- [Task objective] Reproduce the listing exactly and skip over any pictures.

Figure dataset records
>>>

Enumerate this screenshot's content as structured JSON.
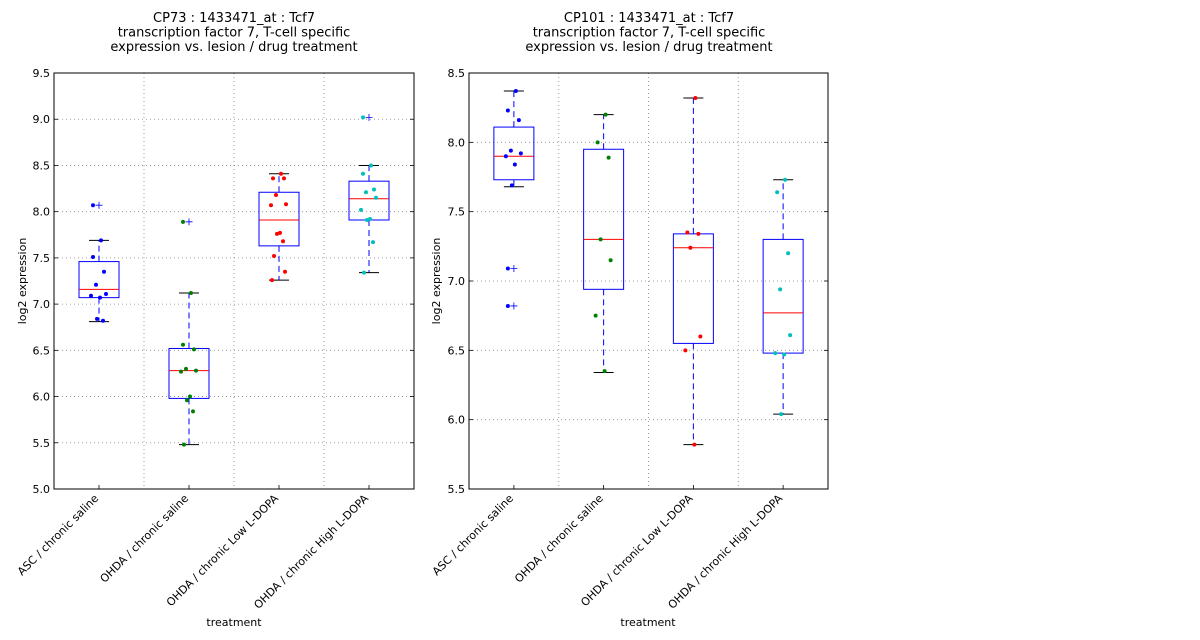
{
  "chart_data": [
    {
      "type": "box",
      "title_lines": [
        "CP73 : 1433471_at : Tcf7",
        "transcription factor 7, T-cell specific",
        "expression vs. lesion / drug treatment"
      ],
      "xlabel": "treatment",
      "ylabel": "log2 expression",
      "ylim": [
        5.0,
        9.5
      ],
      "yticks": [
        "5.0",
        "5.5",
        "6.0",
        "6.5",
        "7.0",
        "7.5",
        "8.0",
        "8.5",
        "9.0",
        "9.5"
      ],
      "grid": true,
      "categories": [
        "ASC / chronic saline",
        "OHDA / chronic saline",
        "OHDA / chronic Low L-DOPA",
        "OHDA / chronic High L-DOPA"
      ],
      "groups": [
        {
          "color": "#0000ff",
          "whisker_low": 6.81,
          "q1": 7.07,
          "median": 7.16,
          "q3": 7.46,
          "whisker_high": 7.69,
          "points": [
            7.69,
            7.51,
            7.35,
            7.21,
            7.11,
            7.09,
            7.07,
            6.84,
            6.82
          ],
          "outliers": [
            8.07
          ]
        },
        {
          "color": "#008000",
          "whisker_low": 5.48,
          "q1": 5.98,
          "median": 6.28,
          "q3": 6.52,
          "whisker_high": 7.12,
          "points": [
            7.12,
            6.56,
            6.51,
            6.3,
            6.28,
            6.27,
            6.0,
            5.96,
            5.84,
            5.48
          ],
          "outliers": [
            7.89
          ]
        },
        {
          "color": "#ff0000",
          "whisker_low": 7.26,
          "q1": 7.63,
          "median": 7.91,
          "q3": 8.21,
          "whisker_high": 8.41,
          "points": [
            8.41,
            8.36,
            8.36,
            8.18,
            8.08,
            8.07,
            7.77,
            7.76,
            7.68,
            7.52,
            7.35,
            7.26
          ],
          "outliers": []
        },
        {
          "color": "#00bfbf",
          "whisker_low": 7.34,
          "q1": 7.91,
          "median": 8.14,
          "q3": 8.33,
          "whisker_high": 8.5,
          "points": [
            8.5,
            8.41,
            8.24,
            8.21,
            8.15,
            8.02,
            7.92,
            7.91,
            7.67,
            7.34
          ],
          "outliers": [
            9.02
          ]
        }
      ]
    },
    {
      "type": "box",
      "title_lines": [
        "CP101 : 1433471_at : Tcf7",
        "transcription factor 7, T-cell specific",
        "expression vs. lesion / drug treatment"
      ],
      "xlabel": "treatment",
      "ylabel": "log2 expression",
      "ylim": [
        5.5,
        8.5
      ],
      "yticks": [
        "5.5",
        "6.0",
        "6.5",
        "7.0",
        "7.5",
        "8.0",
        "8.5"
      ],
      "grid": true,
      "categories": [
        "ASC / chronic saline",
        "OHDA / chronic saline",
        "OHDA / chronic Low L-DOPA",
        "OHDA / chronic High L-DOPA"
      ],
      "groups": [
        {
          "color": "#0000ff",
          "whisker_low": 7.68,
          "q1": 7.73,
          "median": 7.9,
          "q3": 8.11,
          "whisker_high": 8.37,
          "points": [
            8.37,
            8.23,
            8.16,
            7.94,
            7.92,
            7.9,
            7.84,
            7.69
          ],
          "outliers": [
            7.09,
            6.82
          ]
        },
        {
          "color": "#008000",
          "whisker_low": 6.34,
          "q1": 6.94,
          "median": 7.3,
          "q3": 7.95,
          "whisker_high": 8.2,
          "points": [
            8.2,
            8.0,
            7.89,
            7.3,
            7.15,
            6.75,
            6.35
          ],
          "outliers": []
        },
        {
          "color": "#ff0000",
          "whisker_low": 5.82,
          "q1": 6.55,
          "median": 7.24,
          "q3": 7.34,
          "whisker_high": 8.32,
          "points": [
            8.32,
            7.35,
            7.34,
            7.24,
            6.6,
            6.5,
            5.82
          ],
          "outliers": []
        },
        {
          "color": "#00bfbf",
          "whisker_low": 6.04,
          "q1": 6.48,
          "median": 6.77,
          "q3": 7.3,
          "whisker_high": 7.73,
          "points": [
            7.73,
            7.64,
            7.2,
            6.94,
            6.61,
            6.48,
            6.47,
            6.04
          ],
          "outliers": []
        }
      ]
    }
  ]
}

<<<

- [Task solution]
Enumerate this screenshot's content as structured JSON.
{
  "chart_data": [
    {
      "type": "box",
      "title_lines": [
        "CP73 : 1433471_at : Tcf7",
        "transcription factor 7, T-cell specific",
        "expression vs. lesion / drug treatment"
      ],
      "xlabel": "treatment",
      "ylabel": "log2 expression",
      "ylim": [
        5.0,
        9.5
      ],
      "yticks": [
        "5.0",
        "5.5",
        "6.0",
        "6.5",
        "7.0",
        "7.5",
        "8.0",
        "8.5",
        "9.0",
        "9.5"
      ],
      "grid": true,
      "categories": [
        "ASC / chronic saline",
        "OHDA / chronic saline",
        "OHDA / chronic Low L-DOPA",
        "OHDA / chronic High L-DOPA"
      ],
      "groups": [
        {
          "color": "#0000ff",
          "whisker_low": 6.81,
          "q1": 7.07,
          "median": 7.16,
          "q3": 7.46,
          "whisker_high": 7.69,
          "points": [
            7.69,
            7.51,
            7.35,
            7.21,
            7.11,
            7.09,
            7.07,
            6.84,
            6.82
          ],
          "outliers": [
            8.07
          ]
        },
        {
          "color": "#008000",
          "whisker_low": 5.48,
          "q1": 5.98,
          "median": 6.28,
          "q3": 6.52,
          "whisker_high": 7.12,
          "points": [
            7.12,
            6.56,
            6.51,
            6.3,
            6.28,
            6.27,
            6.0,
            5.96,
            5.84,
            5.48
          ],
          "outliers": [
            7.89
          ]
        },
        {
          "color": "#ff0000",
          "whisker_low": 7.26,
          "q1": 7.63,
          "median": 7.91,
          "q3": 8.21,
          "whisker_high": 8.41,
          "points": [
            8.41,
            8.36,
            8.36,
            8.18,
            8.08,
            8.07,
            7.77,
            7.76,
            7.68,
            7.52,
            7.35,
            7.26
          ],
          "outliers": []
        },
        {
          "color": "#00bfbf",
          "whisker_low": 7.34,
          "q1": 7.91,
          "median": 8.14,
          "q3": 8.33,
          "whisker_high": 8.5,
          "points": [
            8.5,
            8.41,
            8.24,
            8.21,
            8.15,
            8.02,
            7.92,
            7.91,
            7.67,
            7.34
          ],
          "outliers": [
            9.02
          ]
        }
      ]
    },
    {
      "type": "box",
      "title_lines": [
        "CP101 : 1433471_at : Tcf7",
        "transcription factor 7, T-cell specific",
        "expression vs. lesion / drug treatment"
      ],
      "xlabel": "treatment",
      "ylabel": "log2 expression",
      "ylim": [
        5.5,
        8.5
      ],
      "yticks": [
        "5.5",
        "6.0",
        "6.5",
        "7.0",
        "7.5",
        "8.0",
        "8.5"
      ],
      "grid": true,
      "categories": [
        "ASC / chronic saline",
        "OHDA / chronic saline",
        "OHDA / chronic Low L-DOPA",
        "OHDA / chronic High L-DOPA"
      ],
      "groups": [
        {
          "color": "#0000ff",
          "whisker_low": 7.68,
          "q1": 7.73,
          "median": 7.9,
          "q3": 8.11,
          "whisker_high": 8.37,
          "points": [
            8.37,
            8.23,
            8.16,
            7.94,
            7.92,
            7.9,
            7.84,
            7.69
          ],
          "outliers": [
            7.09,
            6.82
          ]
        },
        {
          "color": "#008000",
          "whisker_low": 6.34,
          "q1": 6.94,
          "median": 7.3,
          "q3": 7.95,
          "whisker_high": 8.2,
          "points": [
            8.2,
            8.0,
            7.89,
            7.3,
            7.15,
            6.75,
            6.35
          ],
          "outliers": []
        },
        {
          "color": "#ff0000",
          "whisker_low": 5.82,
          "q1": 6.55,
          "median": 7.24,
          "q3": 7.34,
          "whisker_high": 8.32,
          "points": [
            8.32,
            7.35,
            7.34,
            7.24,
            6.6,
            6.5,
            5.82
          ],
          "outliers": []
        },
        {
          "color": "#00bfbf",
          "whisker_low": 6.04,
          "q1": 6.48,
          "median": 6.77,
          "q3": 7.3,
          "whisker_high": 7.73,
          "points": [
            7.73,
            7.64,
            7.2,
            6.94,
            6.61,
            6.48,
            6.47,
            6.04
          ],
          "outliers": []
        }
      ]
    }
  ]
}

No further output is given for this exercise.